Output the records exactly as they appear, with no pictures included.

* Begin *

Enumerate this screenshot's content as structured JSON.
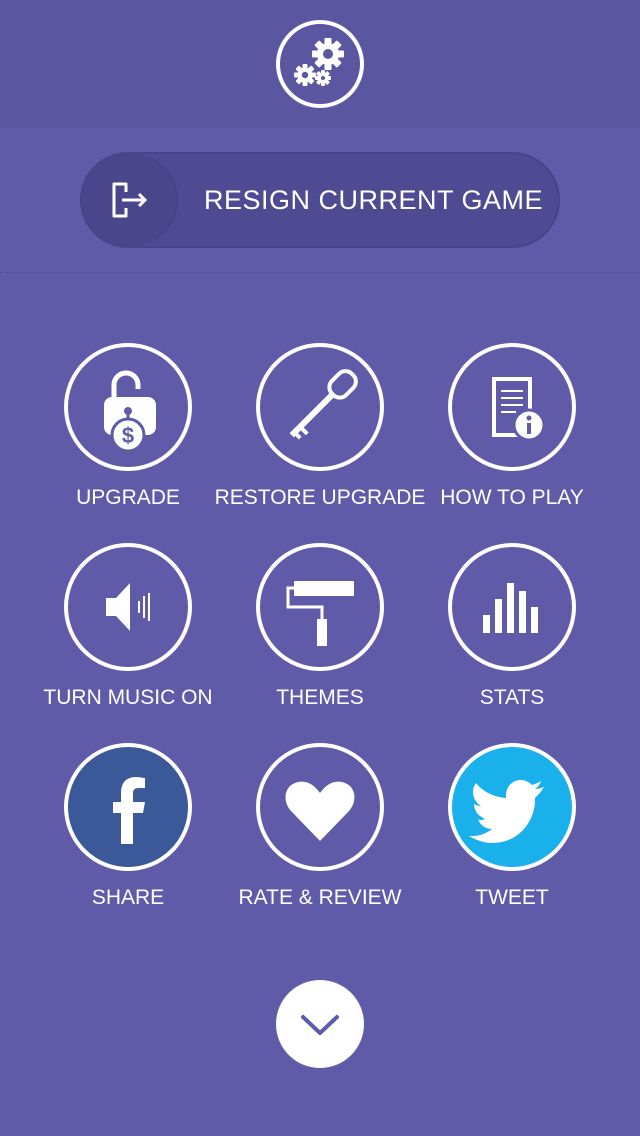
{
  "header": {
    "settings_icon": "gears-icon"
  },
  "resign": {
    "label": "RESIGN CURRENT GAME",
    "icon": "exit-door-icon"
  },
  "menu": {
    "items": [
      {
        "label": "UPGRADE",
        "icon": "padlock-dollar-icon"
      },
      {
        "label": "RESTORE UPGRADE",
        "icon": "key-icon"
      },
      {
        "label": "HOW TO PLAY",
        "icon": "document-info-icon"
      },
      {
        "label": "TURN MUSIC ON",
        "icon": "speaker-icon"
      },
      {
        "label": "THEMES",
        "icon": "paint-roller-icon"
      },
      {
        "label": "STATS",
        "icon": "bar-chart-icon"
      },
      {
        "label": "SHARE",
        "icon": "facebook-icon"
      },
      {
        "label": "RATE & REVIEW",
        "icon": "heart-icon"
      },
      {
        "label": "TWEET",
        "icon": "twitter-bird-icon"
      }
    ]
  },
  "footer": {
    "down_icon": "chevron-down-icon"
  },
  "colors": {
    "background": "#5f5ba8",
    "header": "#5a56a0",
    "resign_bg": "#4f4b92",
    "facebook": "#3b5998",
    "twitter": "#1ab0ec",
    "icon": "#ffffff"
  }
}
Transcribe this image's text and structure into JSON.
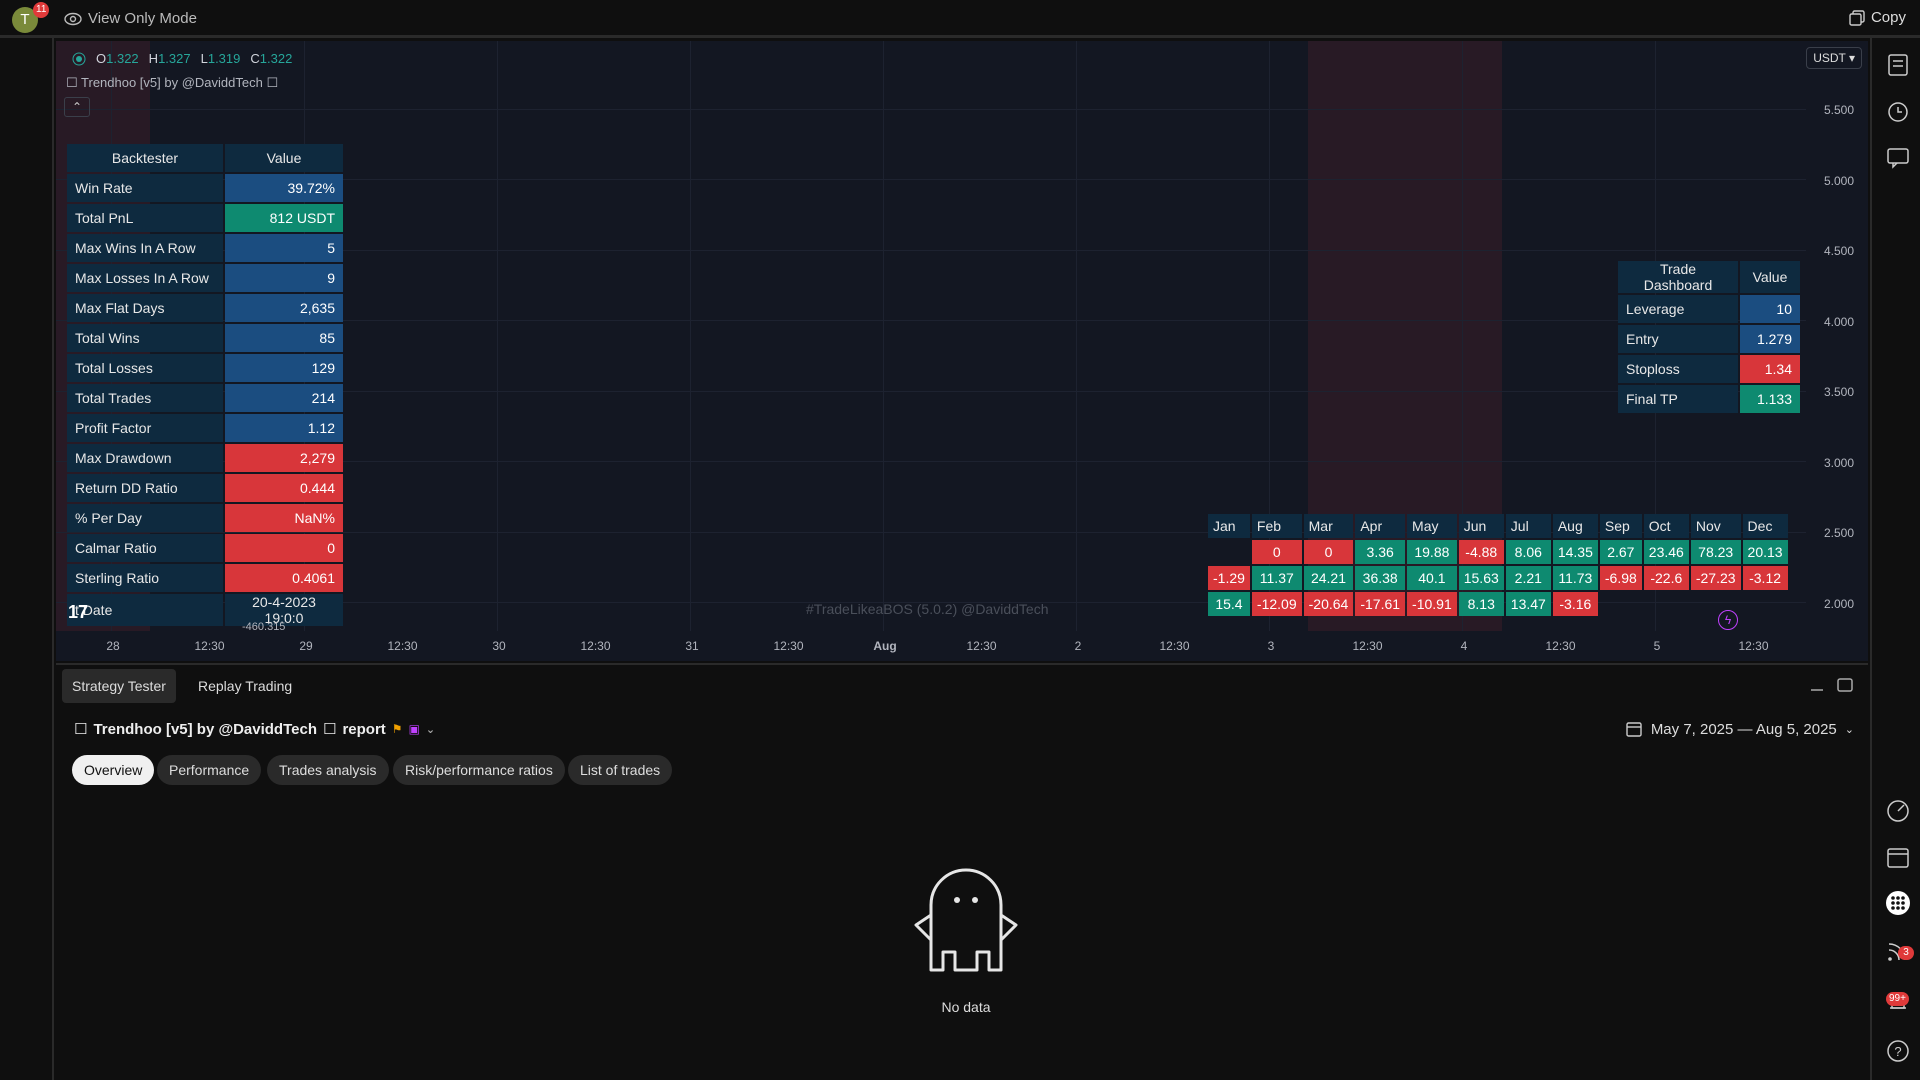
{
  "topbar": {
    "avatar_letter": "T",
    "avatar_badge": "11",
    "view_mode": "View Only Mode",
    "copy_label": "Copy"
  },
  "chart": {
    "ohlc": {
      "o_label": "O",
      "o": "1.322",
      "h_label": "H",
      "h": "1.327",
      "l_label": "L",
      "l": "1.319",
      "c_label": "C",
      "c": "1.322"
    },
    "indicator_title": "Trendhoo [v5] by @DaviddTech",
    "currency": "USDT",
    "y_ticks": [
      "5.500",
      "5.000",
      "4.500",
      "4.000",
      "3.500",
      "3.000",
      "2.500",
      "2.000"
    ],
    "x_ticks": [
      "28",
      "12:30",
      "29",
      "12:30",
      "30",
      "12:30",
      "31",
      "12:30",
      "Aug",
      "12:30",
      "2",
      "12:30",
      "3",
      "12:30",
      "4",
      "12:30",
      "5",
      "12:30"
    ],
    "watermark": "#TradeLikeaBOS (5.0.2) @DaviddTech",
    "price_under": "-460.315",
    "backtester": {
      "header": [
        "Backtester",
        "Value"
      ],
      "rows": [
        {
          "label": "Win Rate",
          "value": "39.72%",
          "tone": "blue"
        },
        {
          "label": "Total PnL",
          "value": "812 USDT",
          "tone": "green"
        },
        {
          "label": "Max Wins In A Row",
          "value": "5",
          "tone": "blue"
        },
        {
          "label": "Max Losses In A Row",
          "value": "9",
          "tone": "blue"
        },
        {
          "label": "Max Flat Days",
          "value": "2,635",
          "tone": "blue"
        },
        {
          "label": "Total Wins",
          "value": "85",
          "tone": "blue"
        },
        {
          "label": "Total Losses",
          "value": "129",
          "tone": "blue"
        },
        {
          "label": "Total Trades",
          "value": "214",
          "tone": "blue"
        },
        {
          "label": "Profit Factor",
          "value": "1.12",
          "tone": "blue"
        },
        {
          "label": "Max Drawdown",
          "value": "2,279",
          "tone": "red"
        },
        {
          "label": "Return DD Ratio",
          "value": "0.444",
          "tone": "red"
        },
        {
          "label": "% Per Day",
          "value": "NaN%",
          "tone": "red"
        },
        {
          "label": "Calmar Ratio",
          "value": "0",
          "tone": "red"
        },
        {
          "label": "Sterling Ratio",
          "value": "0.4061",
          "tone": "red"
        },
        {
          "label": "t Date",
          "value": "20-4-2023 19:0:0",
          "tone": "navy"
        }
      ]
    },
    "trade_dashboard": {
      "header": [
        "Trade Dashboard",
        "Value"
      ],
      "rows": [
        {
          "label": "Leverage",
          "value": "10",
          "tone": "blue"
        },
        {
          "label": "Entry",
          "value": "1.279",
          "tone": "blue"
        },
        {
          "label": "Stoploss",
          "value": "1.34",
          "tone": "red"
        },
        {
          "label": "Final TP",
          "value": "1.133",
          "tone": "green"
        }
      ]
    },
    "monthly": {
      "months": [
        "Jan",
        "Feb",
        "Mar",
        "Apr",
        "May",
        "Jun",
        "Jul",
        "Aug",
        "Sep",
        "Oct",
        "Nov",
        "Dec"
      ],
      "rows": [
        [
          "",
          "0",
          "0",
          "3.36",
          "19.88",
          "-4.88",
          "8.06",
          "14.35",
          "2.67",
          "23.46",
          "78.23",
          "20.13"
        ],
        [
          "-1.29",
          "11.37",
          "24.21",
          "36.38",
          "40.1",
          "15.63",
          "2.21",
          "11.73",
          "-6.98",
          "-22.6",
          "-27.23",
          "-3.12"
        ],
        [
          "15.4",
          "-12.09",
          "-20.64",
          "-17.61",
          "-10.91",
          "8.13",
          "13.47",
          "-3.16",
          "",
          "",
          "",
          ""
        ]
      ]
    }
  },
  "bottom": {
    "tabs": [
      "Strategy Tester",
      "Replay Trading"
    ],
    "report_name": "Trendhoo [v5] by @DaviddTech",
    "report_word": "report",
    "date_range": "May 7, 2025 — Aug 5, 2025",
    "pills": [
      "Overview",
      "Performance",
      "Trades analysis",
      "Risk/performance ratios",
      "List of trades"
    ],
    "empty_text": "No data"
  },
  "rail": {
    "feed_badge": "3",
    "alerts_badge": "99+"
  },
  "colors": {
    "chart_bg": "#131722",
    "cell_blue": "#1b4d80",
    "cell_red": "#d8363a",
    "cell_green": "#0e8a70",
    "header_navy": "#0e2a3f"
  }
}
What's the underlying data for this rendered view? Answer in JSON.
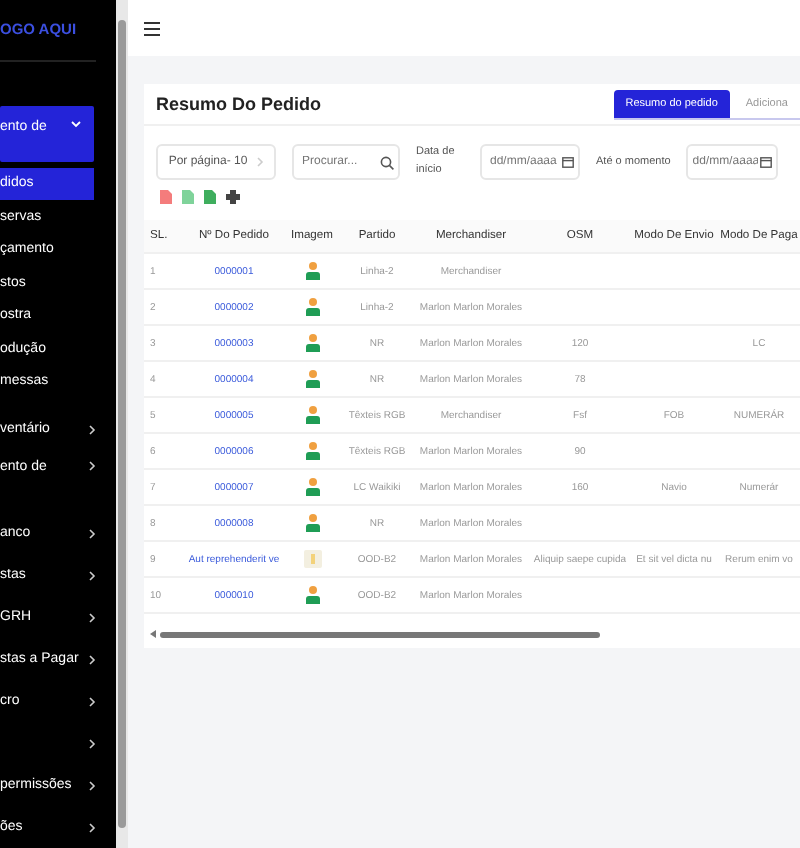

* End *

Response below =
Enumerate this screenshot's content as structured JSON.
{
  "header": {
    "settings_icon": "gears-icon"
  },
  "resign": {
    "label": "RESIGN CURRENT GAME",
    "icon": "exit-door-icon"
  },
  "menu": {
    "items": [
      {
        "label": "UPGRADE",
        "icon": "padlock-dollar-icon"
      },
      {
        "label": "RESTORE UPGRADE",
        "icon": "key-icon"
      },
      {
        "label": "HOW TO PLAY",
        "icon": "document-info-icon"
      },
      {
        "label": "TURN MUSIC ON",
        "icon": "speaker-icon"
      },
      {
        "label": "THEMES",
        "icon": "paint-roller-icon"
      },
      {
        "label": "STATS",
        "icon": "bar-chart-icon"
      },
      {
        "label": "SHARE",
        "icon": "facebook-icon"
      },
      {
        "label": "RATE & REVIEW",
        "icon": "heart-icon"
      },
      {
        "label": "TWEET",
        "icon": "twitter-bird-icon"
      }
    ]
  },
  "footer": {
    "down_icon": "chevron-down-icon"
  },
  "colors": {
    "background": "#5f5ba8",
    "header": "#5a56a0",
    "resign_bg": "#4f4b92",
    "facebook": "#3b5998",
    "twitter": "#1ab0ec",
    "icon": "#ffffff"
  }
}
Transcribe this image's text and structure into JSON.
{
  "topbar": {
    "avatar_letter": "T",
    "avatar_badge": "11",
    "view_mode": "View Only Mode",
    "copy_label": "Copy"
  },
  "chart": {
    "ohlc": {
      "o_label": "O",
      "o": "1.322",
      "h_label": "H",
      "h": "1.327",
      "l_label": "L",
      "l": "1.319",
      "c_label": "C",
      "c": "1.322"
    },
    "indicator_title": "Trendhoo [v5] by @DaviddTech",
    "currency": "USDT",
    "y_ticks": [
      "5.500",
      "5.000",
      "4.500",
      "4.000",
      "3.500",
      "3.000",
      "2.500",
      "2.000"
    ],
    "x_ticks": [
      "28",
      "12:30",
      "29",
      "12:30",
      "30",
      "12:30",
      "31",
      "12:30",
      "Aug",
      "12:30",
      "2",
      "12:30",
      "3",
      "12:30",
      "4",
      "12:30",
      "5",
      "12:30"
    ],
    "watermark": "#TradeLikeaBOS (5.0.2) @DaviddTech",
    "price_under": "-460.315",
    "backtester": {
      "header": [
        "Backtester",
        "Value"
      ],
      "rows": [
        {
          "label": "Win Rate",
          "value": "39.72%",
          "tone": "blue"
        },
        {
          "label": "Total PnL",
          "value": "812 USDT",
          "tone": "green"
        },
        {
          "label": "Max Wins In A Row",
          "value": "5",
          "tone": "blue"
        },
        {
          "label": "Max Losses In A Row",
          "value": "9",
          "tone": "blue"
        },
        {
          "label": "Max Flat Days",
          "value": "2,635",
          "tone": "blue"
        },
        {
          "label": "Total Wins",
          "value": "85",
          "tone": "blue"
        },
        {
          "label": "Total Losses",
          "value": "129",
          "tone": "blue"
        },
        {
          "label": "Total Trades",
          "value": "214",
          "tone": "blue"
        },
        {
          "label": "Profit Factor",
          "value": "1.12",
          "tone": "blue"
        },
        {
          "label": "Max Drawdown",
          "value": "2,279",
          "tone": "red"
        },
        {
          "label": "Return DD Ratio",
          "value": "0.444",
          "tone": "red"
        },
        {
          "label": "% Per Day",
          "value": "NaN%",
          "tone": "red"
        },
        {
          "label": "Calmar Ratio",
          "value": "0",
          "tone": "red"
        },
        {
          "label": "Sterling Ratio",
          "value": "0.4061",
          "tone": "red"
        },
        {
          "label": "t Date",
          "value": "20-4-2023 19:0:0",
          "tone": "navy"
        }
      ]
    },
    "trade_dashboard": {
      "header": [
        "Trade Dashboard",
        "Value"
      ],
      "rows": [
        {
          "label": "Leverage",
          "value": "10",
          "tone": "blue"
        },
        {
          "label": "Entry",
          "value": "1.279",
          "tone": "blue"
        },
        {
          "label": "Stoploss",
          "value": "1.34",
          "tone": "red"
        },
        {
          "label": "Final TP",
          "value": "1.133",
          "tone": "green"
        }
      ]
    },
    "monthly": {
      "months": [
        "Jan",
        "Feb",
        "Mar",
        "Apr",
        "May",
        "Jun",
        "Jul",
        "Aug",
        "Sep",
        "Oct",
        "Nov",
        "Dec"
      ],
      "rows": [
        [
          "",
          "0",
          "0",
          "3.36",
          "19.88",
          "-4.88",
          "8.06",
          "14.35",
          "2.67",
          "23.46",
          "78.23",
          "20.13"
        ],
        [
          "-1.29",
          "11.37",
          "24.21",
          "36.38",
          "40.1",
          "15.63",
          "2.21",
          "11.73",
          "-6.98",
          "-22.6",
          "-27.23",
          "-3.12"
        ],
        [
          "15.4",
          "-12.09",
          "-20.64",
          "-17.61",
          "-10.91",
          "8.13",
          "13.47",
          "-3.16",
          "",
          "",
          "",
          ""
        ]
      ]
    }
  },
  "bottom": {
    "tabs": [
      "Strategy Tester",
      "Replay Trading"
    ],
    "report_name": "Trendhoo [v5] by @DaviddTech",
    "report_word": "report",
    "date_range": "May 7, 2025 — Aug 5, 2025",
    "pills": [
      "Overview",
      "Performance",
      "Trades analysis",
      "Risk/performance ratios",
      "List of trades"
    ],
    "empty_text": "No data"
  },
  "rail": {
    "feed_badge": "3",
    "alerts_badge": "99+"
  },
  "colors": {
    "chart_bg": "#131722",
    "cell_blue": "#1b4d80",
    "cell_red": "#d8363a",
    "cell_green": "#0e8a70",
    "header_navy": "#0e2a3f"
  }
}
What's the underlying data for this rendered view? Answer in JSON.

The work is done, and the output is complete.